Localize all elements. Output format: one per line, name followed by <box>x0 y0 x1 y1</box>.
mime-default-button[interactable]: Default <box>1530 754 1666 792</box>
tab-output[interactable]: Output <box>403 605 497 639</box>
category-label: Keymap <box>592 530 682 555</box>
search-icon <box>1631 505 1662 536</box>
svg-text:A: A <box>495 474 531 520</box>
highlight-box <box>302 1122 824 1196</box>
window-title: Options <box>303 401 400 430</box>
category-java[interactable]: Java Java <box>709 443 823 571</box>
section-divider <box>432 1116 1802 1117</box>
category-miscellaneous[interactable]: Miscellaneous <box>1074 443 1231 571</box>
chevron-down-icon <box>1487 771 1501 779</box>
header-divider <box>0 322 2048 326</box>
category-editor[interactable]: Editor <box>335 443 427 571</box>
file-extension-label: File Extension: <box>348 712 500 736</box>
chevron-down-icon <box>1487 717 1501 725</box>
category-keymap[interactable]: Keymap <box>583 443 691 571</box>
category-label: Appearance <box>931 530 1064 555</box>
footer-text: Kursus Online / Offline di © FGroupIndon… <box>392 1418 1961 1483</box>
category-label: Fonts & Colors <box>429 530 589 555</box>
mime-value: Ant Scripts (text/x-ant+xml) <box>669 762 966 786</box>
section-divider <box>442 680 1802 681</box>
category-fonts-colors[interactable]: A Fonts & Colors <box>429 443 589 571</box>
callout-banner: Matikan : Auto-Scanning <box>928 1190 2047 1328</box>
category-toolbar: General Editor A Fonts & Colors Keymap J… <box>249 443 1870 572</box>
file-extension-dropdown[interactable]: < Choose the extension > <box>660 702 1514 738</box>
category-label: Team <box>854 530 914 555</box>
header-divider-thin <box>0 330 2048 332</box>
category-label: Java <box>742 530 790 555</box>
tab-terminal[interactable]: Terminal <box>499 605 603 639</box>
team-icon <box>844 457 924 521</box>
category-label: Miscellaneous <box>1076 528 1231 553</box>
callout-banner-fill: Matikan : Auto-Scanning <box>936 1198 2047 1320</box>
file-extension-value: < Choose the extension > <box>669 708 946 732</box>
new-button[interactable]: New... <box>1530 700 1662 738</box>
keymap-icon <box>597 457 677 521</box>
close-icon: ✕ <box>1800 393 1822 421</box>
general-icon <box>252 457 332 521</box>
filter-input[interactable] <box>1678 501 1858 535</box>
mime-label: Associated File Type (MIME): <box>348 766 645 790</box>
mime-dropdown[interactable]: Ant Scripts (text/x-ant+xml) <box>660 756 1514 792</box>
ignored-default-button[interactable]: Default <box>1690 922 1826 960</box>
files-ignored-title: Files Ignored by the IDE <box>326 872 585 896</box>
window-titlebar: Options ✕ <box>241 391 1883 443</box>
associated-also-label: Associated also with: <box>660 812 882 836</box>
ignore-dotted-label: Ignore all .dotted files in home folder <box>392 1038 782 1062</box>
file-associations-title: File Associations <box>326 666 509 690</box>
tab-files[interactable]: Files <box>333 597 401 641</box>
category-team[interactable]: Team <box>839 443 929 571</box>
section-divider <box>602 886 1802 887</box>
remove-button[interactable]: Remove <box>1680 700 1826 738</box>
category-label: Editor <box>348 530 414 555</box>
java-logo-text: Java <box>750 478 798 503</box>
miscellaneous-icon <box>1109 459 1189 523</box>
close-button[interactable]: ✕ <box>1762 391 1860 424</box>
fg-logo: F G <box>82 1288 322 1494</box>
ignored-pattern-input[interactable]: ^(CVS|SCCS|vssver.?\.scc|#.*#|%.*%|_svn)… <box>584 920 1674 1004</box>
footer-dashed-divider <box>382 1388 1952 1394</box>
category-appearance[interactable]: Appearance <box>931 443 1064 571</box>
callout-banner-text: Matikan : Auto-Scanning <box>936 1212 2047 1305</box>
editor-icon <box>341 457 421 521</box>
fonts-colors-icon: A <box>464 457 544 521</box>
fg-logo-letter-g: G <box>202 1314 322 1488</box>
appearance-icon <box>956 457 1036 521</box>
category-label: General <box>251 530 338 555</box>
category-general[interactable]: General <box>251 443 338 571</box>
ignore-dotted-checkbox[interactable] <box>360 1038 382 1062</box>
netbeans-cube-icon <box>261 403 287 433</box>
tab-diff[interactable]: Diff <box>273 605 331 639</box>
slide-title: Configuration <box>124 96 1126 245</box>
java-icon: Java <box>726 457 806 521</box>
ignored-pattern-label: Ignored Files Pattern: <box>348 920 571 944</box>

_What you need to do:_ Write out the records again, swapping each "Auto-Scanning" for "Auto-Update" and leaving every other character as it is.

_Exercise result:_
Localize all elements. Output format: one per line, name followed by <box>x0 y0 x1 y1</box>.
mime-default-button[interactable]: Default <box>1530 754 1666 792</box>
tab-output[interactable]: Output <box>403 605 497 639</box>
category-label: Keymap <box>592 530 682 555</box>
search-icon <box>1631 505 1662 536</box>
svg-text:A: A <box>495 474 531 520</box>
highlight-box <box>302 1122 824 1196</box>
window-title: Options <box>303 401 400 430</box>
category-java[interactable]: Java Java <box>709 443 823 571</box>
section-divider <box>432 1116 1802 1117</box>
category-miscellaneous[interactable]: Miscellaneous <box>1074 443 1231 571</box>
chevron-down-icon <box>1487 771 1501 779</box>
header-divider <box>0 322 2048 326</box>
category-editor[interactable]: Editor <box>335 443 427 571</box>
file-extension-label: File Extension: <box>348 712 500 736</box>
chevron-down-icon <box>1487 717 1501 725</box>
category-keymap[interactable]: Keymap <box>583 443 691 571</box>
category-label: Appearance <box>931 530 1064 555</box>
footer-text: Kursus Online / Offline di © FGroupIndon… <box>392 1418 1961 1483</box>
category-label: Fonts & Colors <box>429 530 589 555</box>
mime-value: Ant Scripts (text/x-ant+xml) <box>669 762 966 786</box>
section-divider <box>442 680 1802 681</box>
category-fonts-colors[interactable]: A Fonts & Colors <box>429 443 589 571</box>
callout-banner: Matikan : Auto-Update <box>928 1190 2047 1328</box>
category-toolbar: General Editor A Fonts & Colors Keymap J… <box>249 443 1870 572</box>
file-extension-dropdown[interactable]: < Choose the extension > <box>660 702 1514 738</box>
category-label: Team <box>854 530 914 555</box>
header-divider-thin <box>0 330 2048 332</box>
category-label: Java <box>742 530 790 555</box>
tab-terminal[interactable]: Terminal <box>499 605 603 639</box>
team-icon <box>844 457 924 521</box>
category-label: Miscellaneous <box>1076 528 1231 553</box>
callout-banner-fill: Matikan : Auto-Update <box>936 1198 2047 1320</box>
file-extension-value: < Choose the extension > <box>669 708 946 732</box>
new-button[interactable]: New... <box>1530 700 1662 738</box>
keymap-icon <box>597 457 677 521</box>
close-icon: ✕ <box>1800 393 1822 421</box>
general-icon <box>252 457 332 521</box>
filter-input[interactable] <box>1678 501 1858 535</box>
mime-label: Associated File Type (MIME): <box>348 766 645 790</box>
mime-dropdown[interactable]: Ant Scripts (text/x-ant+xml) <box>660 756 1514 792</box>
ignored-default-button[interactable]: Default <box>1690 922 1826 960</box>
files-ignored-title: Files Ignored by the IDE <box>326 872 585 896</box>
window-titlebar: Options ✕ <box>241 391 1883 443</box>
associated-also-label: Associated also with: <box>660 812 882 836</box>
ignore-dotted-label: Ignore all .dotted files in home folder <box>392 1038 782 1062</box>
file-associations-title: File Associations <box>326 666 509 690</box>
tab-files[interactable]: Files <box>333 597 401 641</box>
category-team[interactable]: Team <box>839 443 929 571</box>
section-divider <box>602 886 1802 887</box>
remove-button[interactable]: Remove <box>1680 700 1826 738</box>
category-label: Editor <box>348 530 414 555</box>
java-logo-text: Java <box>750 478 798 503</box>
miscellaneous-icon <box>1109 459 1189 523</box>
close-button[interactable]: ✕ <box>1762 391 1860 424</box>
fg-logo: F G <box>82 1288 322 1494</box>
ignored-pattern-input[interactable]: ^(CVS|SCCS|vssver.?\.scc|#.*#|%.*%|_svn)… <box>584 920 1674 1004</box>
footer-dashed-divider <box>382 1388 1952 1394</box>
category-appearance[interactable]: Appearance <box>931 443 1064 571</box>
callout-banner-text: Matikan : Auto-Update <box>936 1212 2047 1305</box>
editor-icon <box>341 457 421 521</box>
fonts-colors-icon: A <box>464 457 544 521</box>
fg-logo-letter-g: G <box>202 1314 322 1488</box>
appearance-icon <box>956 457 1036 521</box>
category-label: General <box>251 530 338 555</box>
category-general[interactable]: General <box>251 443 338 571</box>
ignore-dotted-checkbox[interactable] <box>360 1038 382 1062</box>
netbeans-cube-icon <box>261 403 287 433</box>
tab-diff[interactable]: Diff <box>273 605 331 639</box>
slide-title: Configuration <box>124 96 1126 245</box>
java-icon: Java <box>726 457 806 521</box>
ignored-pattern-label: Ignored Files Pattern: <box>348 920 571 944</box>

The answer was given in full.